# What to produce
Write out only the lines running from the one that contains "Transcribe this image's" to the end of the material, both ends included.

# Raw records
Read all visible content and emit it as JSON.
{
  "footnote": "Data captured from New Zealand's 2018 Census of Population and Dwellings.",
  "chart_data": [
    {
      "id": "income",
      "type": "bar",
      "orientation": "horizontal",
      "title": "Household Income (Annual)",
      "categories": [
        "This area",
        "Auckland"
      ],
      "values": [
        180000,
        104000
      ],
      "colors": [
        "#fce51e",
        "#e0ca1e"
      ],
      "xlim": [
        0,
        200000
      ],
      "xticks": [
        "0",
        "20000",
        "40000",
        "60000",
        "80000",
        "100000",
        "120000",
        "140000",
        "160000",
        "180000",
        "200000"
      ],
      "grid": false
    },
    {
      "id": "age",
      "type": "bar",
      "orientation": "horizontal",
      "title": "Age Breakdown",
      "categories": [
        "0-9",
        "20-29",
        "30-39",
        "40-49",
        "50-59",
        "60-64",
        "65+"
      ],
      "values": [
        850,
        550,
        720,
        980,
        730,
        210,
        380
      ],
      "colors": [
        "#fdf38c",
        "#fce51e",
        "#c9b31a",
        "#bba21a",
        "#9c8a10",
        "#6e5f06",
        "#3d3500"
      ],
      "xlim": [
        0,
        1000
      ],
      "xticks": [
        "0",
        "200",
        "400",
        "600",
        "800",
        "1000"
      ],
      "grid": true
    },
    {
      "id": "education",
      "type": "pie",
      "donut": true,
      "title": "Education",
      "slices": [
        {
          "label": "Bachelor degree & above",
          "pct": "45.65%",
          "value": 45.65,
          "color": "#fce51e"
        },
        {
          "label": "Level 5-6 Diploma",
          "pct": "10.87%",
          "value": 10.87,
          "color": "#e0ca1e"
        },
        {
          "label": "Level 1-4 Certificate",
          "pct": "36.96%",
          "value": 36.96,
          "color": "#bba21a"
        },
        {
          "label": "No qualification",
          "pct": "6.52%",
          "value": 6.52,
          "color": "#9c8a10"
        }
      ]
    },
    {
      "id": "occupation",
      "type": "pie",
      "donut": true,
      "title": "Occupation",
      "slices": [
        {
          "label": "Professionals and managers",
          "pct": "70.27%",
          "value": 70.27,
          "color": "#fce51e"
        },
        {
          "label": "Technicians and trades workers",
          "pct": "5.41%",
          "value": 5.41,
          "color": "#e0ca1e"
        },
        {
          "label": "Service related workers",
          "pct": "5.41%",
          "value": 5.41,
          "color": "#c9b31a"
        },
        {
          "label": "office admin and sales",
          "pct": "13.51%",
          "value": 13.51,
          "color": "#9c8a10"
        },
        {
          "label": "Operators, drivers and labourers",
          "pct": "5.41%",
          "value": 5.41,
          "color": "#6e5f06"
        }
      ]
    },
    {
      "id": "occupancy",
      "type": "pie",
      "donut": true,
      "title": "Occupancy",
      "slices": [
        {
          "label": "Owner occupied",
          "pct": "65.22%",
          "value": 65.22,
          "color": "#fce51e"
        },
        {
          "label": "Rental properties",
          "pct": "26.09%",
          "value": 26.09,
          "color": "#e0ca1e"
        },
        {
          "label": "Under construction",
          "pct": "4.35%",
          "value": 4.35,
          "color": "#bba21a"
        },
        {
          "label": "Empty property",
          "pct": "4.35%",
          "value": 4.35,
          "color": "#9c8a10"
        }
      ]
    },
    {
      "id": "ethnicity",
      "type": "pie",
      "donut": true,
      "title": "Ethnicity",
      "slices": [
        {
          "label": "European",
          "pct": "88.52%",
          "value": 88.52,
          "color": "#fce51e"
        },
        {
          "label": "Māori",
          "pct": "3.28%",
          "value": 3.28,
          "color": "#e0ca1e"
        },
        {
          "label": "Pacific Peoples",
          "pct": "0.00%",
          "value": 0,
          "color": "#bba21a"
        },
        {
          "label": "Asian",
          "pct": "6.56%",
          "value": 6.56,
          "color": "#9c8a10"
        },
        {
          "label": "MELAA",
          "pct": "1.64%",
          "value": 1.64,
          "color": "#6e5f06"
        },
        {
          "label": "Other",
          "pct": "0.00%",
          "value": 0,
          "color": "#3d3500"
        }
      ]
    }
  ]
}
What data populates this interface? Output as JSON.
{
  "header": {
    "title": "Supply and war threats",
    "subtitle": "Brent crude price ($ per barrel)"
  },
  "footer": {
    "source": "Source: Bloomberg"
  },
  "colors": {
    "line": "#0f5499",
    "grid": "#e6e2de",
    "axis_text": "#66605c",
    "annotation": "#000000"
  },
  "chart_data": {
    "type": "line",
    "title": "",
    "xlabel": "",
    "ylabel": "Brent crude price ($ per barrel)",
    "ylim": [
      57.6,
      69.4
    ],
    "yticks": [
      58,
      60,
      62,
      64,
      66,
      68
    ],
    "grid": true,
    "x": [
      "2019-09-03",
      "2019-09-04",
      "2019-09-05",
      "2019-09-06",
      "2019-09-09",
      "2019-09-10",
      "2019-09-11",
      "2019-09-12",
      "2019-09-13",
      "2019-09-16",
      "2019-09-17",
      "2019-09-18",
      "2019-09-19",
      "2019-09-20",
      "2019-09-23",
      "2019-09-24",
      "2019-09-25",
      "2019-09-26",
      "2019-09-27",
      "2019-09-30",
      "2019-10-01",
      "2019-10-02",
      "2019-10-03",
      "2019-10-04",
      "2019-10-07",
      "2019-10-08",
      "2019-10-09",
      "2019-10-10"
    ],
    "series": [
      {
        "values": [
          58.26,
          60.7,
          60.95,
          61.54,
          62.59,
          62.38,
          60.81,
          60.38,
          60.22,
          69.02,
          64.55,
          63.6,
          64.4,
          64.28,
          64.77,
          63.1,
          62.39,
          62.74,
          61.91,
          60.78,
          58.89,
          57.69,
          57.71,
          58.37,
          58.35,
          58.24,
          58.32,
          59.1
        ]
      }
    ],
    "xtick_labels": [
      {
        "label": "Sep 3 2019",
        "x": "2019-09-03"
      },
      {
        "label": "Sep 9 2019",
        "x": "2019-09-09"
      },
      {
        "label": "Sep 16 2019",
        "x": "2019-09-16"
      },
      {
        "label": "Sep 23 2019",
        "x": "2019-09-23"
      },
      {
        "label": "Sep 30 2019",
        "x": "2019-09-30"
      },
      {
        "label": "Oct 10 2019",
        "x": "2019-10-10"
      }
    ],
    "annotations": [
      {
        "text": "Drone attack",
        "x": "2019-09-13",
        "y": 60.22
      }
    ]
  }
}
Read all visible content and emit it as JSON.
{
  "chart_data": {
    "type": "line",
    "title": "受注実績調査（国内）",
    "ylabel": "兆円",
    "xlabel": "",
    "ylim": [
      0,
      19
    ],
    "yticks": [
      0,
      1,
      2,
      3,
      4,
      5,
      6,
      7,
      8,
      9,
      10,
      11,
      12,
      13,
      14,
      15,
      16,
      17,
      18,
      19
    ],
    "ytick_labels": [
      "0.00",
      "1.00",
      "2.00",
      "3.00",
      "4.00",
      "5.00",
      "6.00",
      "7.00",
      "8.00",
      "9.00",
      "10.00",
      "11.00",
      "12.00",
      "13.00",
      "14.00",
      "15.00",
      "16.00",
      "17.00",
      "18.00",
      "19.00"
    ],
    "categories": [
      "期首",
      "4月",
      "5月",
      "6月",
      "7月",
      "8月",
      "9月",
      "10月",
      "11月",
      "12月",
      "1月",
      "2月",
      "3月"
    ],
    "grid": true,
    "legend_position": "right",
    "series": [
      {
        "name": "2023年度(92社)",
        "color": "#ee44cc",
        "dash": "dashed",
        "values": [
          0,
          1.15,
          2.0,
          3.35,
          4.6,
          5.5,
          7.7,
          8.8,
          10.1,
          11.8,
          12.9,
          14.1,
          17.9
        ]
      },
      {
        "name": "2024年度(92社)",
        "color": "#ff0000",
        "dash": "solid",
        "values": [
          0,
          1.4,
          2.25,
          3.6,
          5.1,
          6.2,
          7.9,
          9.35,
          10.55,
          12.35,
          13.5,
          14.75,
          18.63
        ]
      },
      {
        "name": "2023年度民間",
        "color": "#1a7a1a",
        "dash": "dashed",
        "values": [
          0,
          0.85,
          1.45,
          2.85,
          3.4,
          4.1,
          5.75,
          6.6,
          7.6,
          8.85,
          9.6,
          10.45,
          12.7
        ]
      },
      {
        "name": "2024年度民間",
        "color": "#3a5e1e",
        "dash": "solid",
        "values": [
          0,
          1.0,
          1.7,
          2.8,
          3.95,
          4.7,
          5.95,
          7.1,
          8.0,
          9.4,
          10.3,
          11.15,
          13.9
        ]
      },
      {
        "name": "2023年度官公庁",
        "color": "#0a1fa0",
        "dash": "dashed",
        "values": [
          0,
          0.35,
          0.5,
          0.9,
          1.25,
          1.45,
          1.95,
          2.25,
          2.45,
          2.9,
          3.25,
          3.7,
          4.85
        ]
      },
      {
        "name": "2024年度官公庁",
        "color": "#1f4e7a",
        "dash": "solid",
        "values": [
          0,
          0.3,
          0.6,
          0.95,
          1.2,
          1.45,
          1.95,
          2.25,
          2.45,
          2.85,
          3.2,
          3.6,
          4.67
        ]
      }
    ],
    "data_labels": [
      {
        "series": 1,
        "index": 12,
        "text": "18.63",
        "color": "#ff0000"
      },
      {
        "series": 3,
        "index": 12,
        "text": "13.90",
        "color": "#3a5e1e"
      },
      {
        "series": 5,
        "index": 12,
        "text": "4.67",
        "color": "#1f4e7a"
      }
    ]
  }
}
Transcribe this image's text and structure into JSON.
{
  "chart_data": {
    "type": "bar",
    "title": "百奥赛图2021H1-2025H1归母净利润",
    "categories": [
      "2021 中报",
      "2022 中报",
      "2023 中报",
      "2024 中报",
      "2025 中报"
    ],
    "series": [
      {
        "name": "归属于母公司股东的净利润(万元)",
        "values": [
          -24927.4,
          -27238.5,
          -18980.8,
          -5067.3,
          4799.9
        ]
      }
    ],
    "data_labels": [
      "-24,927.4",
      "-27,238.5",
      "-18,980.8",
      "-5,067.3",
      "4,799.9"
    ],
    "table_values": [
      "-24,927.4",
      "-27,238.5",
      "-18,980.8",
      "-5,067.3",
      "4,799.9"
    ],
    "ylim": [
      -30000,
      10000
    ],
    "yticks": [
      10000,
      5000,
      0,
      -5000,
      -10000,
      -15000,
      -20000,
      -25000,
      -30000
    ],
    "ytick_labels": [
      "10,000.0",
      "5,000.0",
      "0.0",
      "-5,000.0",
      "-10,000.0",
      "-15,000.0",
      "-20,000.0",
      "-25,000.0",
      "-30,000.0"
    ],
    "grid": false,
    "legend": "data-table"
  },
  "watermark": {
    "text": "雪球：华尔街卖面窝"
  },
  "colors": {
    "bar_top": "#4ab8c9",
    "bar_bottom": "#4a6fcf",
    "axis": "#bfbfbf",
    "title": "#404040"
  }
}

# The output
Transcribe this image's text and structure into JSON.
{
  "chart_data": {
    "type": "bar",
    "title": "百奥赛图2021H1-2025H1归母净利润",
    "categories": [
      "2021 中报",
      "2022 中报",
      "2023 中报",
      "2024 中报",
      "2025 中报"
    ],
    "series": [
      {
        "name": "归属于母公司股东的净利润(万元)",
        "values": [
          -24927.4,
          -27238.5,
          -18980.8,
          -5067.3,
          4799.9
        ]
      }
    ],
    "data_labels": [
      "-24,927.4",
      "-27,238.5",
      "-18,980.8",
      "-5,067.3",
      "4,799.9"
    ],
    "table_values": [
      "-24,927.4",
      "-27,238.5",
      "-18,980.8",
      "-5,067.3",
      "4,799.9"
    ],
    "ylim": [
      -30000,
      10000
    ],
    "yticks": [
      10000,
      5000,
      0,
      -5000,
      -10000,
      -15000,
      -20000,
      -25000,
      -30000
    ],
    "ytick_labels": [
      "10,000.0",
      "5,000.0",
      "0.0",
      "-5,000.0",
      "-10,000.0",
      "-15,000.0",
      "-20,000.0",
      "-25,000.0",
      "-30,000.0"
    ],
    "grid": false,
    "legend": "data-table"
  },
  "watermark": {
    "text": "雪球：华尔街卖面窝"
  },
  "colors": {
    "bar_top": "#4ab8c9",
    "bar_bottom": "#4a6fcf",
    "axis": "#bfbfbf",
    "title": "#404040"
  }
}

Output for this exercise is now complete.